Try it -
Extract each line holding the word "that" from the entries.

Task data -
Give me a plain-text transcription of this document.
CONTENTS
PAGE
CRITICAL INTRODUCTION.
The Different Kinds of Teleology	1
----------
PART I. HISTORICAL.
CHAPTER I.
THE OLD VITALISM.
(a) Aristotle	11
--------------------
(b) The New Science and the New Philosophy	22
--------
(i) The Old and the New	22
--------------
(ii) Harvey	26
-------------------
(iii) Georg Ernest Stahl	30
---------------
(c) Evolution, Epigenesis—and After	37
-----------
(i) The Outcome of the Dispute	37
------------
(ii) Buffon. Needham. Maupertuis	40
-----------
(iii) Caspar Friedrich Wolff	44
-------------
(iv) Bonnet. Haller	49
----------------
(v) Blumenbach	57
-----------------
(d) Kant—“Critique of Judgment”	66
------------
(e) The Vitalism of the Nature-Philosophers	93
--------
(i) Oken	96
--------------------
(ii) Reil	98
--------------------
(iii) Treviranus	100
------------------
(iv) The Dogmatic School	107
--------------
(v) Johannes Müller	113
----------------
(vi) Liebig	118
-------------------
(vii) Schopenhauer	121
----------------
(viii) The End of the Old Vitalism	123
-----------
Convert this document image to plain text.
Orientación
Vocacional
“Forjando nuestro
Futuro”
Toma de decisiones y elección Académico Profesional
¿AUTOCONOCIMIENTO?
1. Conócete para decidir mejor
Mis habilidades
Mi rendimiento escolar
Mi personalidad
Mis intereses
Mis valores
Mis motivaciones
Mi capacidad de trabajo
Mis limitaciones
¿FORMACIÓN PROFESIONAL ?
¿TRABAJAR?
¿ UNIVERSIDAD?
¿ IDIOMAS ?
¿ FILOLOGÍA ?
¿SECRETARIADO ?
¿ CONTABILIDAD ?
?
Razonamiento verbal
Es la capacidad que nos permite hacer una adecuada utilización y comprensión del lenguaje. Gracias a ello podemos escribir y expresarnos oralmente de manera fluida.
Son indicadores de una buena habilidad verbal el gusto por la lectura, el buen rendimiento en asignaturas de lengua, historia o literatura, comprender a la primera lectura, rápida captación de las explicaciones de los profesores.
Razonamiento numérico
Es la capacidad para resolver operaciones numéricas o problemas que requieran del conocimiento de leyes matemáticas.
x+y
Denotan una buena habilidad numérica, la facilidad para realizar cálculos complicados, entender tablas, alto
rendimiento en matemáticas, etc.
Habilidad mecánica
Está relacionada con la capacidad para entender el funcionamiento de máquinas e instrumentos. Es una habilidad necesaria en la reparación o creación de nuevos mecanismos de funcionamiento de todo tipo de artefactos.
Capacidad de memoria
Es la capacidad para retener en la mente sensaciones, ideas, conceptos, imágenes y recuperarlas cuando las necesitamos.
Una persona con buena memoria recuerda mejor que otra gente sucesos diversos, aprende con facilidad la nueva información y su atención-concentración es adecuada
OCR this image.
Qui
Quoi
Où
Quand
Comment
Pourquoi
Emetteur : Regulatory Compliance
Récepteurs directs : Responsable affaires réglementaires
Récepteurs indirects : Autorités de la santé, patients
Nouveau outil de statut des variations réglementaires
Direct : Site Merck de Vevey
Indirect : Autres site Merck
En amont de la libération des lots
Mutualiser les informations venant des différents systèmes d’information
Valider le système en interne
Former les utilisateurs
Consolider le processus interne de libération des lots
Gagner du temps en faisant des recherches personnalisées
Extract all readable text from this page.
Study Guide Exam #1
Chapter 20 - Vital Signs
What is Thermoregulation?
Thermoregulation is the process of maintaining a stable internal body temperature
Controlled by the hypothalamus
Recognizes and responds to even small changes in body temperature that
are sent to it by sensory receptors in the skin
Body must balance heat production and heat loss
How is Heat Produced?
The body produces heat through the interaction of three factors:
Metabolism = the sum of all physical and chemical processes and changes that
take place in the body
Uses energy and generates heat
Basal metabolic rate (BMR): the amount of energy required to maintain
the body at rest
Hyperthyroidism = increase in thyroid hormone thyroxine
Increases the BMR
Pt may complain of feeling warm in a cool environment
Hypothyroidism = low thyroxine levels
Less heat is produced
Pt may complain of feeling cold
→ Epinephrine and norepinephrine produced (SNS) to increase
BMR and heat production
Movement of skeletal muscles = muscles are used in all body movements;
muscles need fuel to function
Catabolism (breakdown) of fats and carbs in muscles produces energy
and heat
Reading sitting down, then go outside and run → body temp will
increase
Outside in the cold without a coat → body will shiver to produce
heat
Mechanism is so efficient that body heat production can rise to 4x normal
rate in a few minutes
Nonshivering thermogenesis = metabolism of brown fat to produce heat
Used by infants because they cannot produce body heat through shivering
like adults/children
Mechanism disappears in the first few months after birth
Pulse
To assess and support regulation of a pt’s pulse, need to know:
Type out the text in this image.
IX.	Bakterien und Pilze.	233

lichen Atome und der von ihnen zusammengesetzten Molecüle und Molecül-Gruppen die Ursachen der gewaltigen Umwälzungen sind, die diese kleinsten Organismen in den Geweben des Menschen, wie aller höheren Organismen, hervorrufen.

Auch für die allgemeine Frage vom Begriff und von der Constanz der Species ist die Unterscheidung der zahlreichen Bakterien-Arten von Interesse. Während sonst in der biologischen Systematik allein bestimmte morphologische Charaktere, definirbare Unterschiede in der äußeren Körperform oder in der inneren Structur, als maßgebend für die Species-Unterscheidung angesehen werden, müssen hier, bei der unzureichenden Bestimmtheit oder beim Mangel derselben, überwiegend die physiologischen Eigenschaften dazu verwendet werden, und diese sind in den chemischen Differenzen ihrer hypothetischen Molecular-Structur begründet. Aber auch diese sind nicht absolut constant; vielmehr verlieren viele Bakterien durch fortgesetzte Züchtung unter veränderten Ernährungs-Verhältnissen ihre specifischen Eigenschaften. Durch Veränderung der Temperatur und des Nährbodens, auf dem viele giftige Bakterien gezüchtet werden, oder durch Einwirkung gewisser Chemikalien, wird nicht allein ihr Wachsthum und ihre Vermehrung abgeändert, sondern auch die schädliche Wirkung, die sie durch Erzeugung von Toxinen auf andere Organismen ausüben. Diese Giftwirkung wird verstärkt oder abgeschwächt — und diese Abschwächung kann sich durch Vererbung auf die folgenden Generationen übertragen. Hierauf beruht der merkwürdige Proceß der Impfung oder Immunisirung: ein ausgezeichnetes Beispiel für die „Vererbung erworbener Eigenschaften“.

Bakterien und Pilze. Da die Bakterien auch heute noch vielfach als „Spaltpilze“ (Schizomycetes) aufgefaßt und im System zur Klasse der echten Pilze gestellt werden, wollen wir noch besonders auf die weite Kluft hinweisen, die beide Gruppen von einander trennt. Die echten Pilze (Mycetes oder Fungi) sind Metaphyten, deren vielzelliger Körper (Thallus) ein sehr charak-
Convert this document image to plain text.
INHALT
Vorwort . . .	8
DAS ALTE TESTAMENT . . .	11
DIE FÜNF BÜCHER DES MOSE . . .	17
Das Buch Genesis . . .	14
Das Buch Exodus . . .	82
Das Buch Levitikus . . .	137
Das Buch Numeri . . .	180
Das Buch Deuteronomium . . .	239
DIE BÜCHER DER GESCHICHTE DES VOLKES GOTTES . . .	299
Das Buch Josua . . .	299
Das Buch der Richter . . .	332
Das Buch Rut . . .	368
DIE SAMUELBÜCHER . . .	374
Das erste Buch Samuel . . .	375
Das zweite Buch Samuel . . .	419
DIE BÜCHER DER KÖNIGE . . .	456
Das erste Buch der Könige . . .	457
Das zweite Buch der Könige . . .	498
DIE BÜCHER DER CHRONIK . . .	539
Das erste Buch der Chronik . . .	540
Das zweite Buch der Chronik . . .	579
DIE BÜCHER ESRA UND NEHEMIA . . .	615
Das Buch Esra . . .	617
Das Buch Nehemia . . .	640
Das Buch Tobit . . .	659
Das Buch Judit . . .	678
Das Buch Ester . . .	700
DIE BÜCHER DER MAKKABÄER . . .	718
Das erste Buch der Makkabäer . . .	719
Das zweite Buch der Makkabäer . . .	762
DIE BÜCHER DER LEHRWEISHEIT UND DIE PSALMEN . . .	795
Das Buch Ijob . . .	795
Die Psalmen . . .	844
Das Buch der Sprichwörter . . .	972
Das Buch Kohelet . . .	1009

Your solution -
Recognizes and responds to even small changes in body temperature that
Metabolism = the sum of all physical and chemical processes and changes that
Mechanism is so efficient that body heat production can rise to 4x normal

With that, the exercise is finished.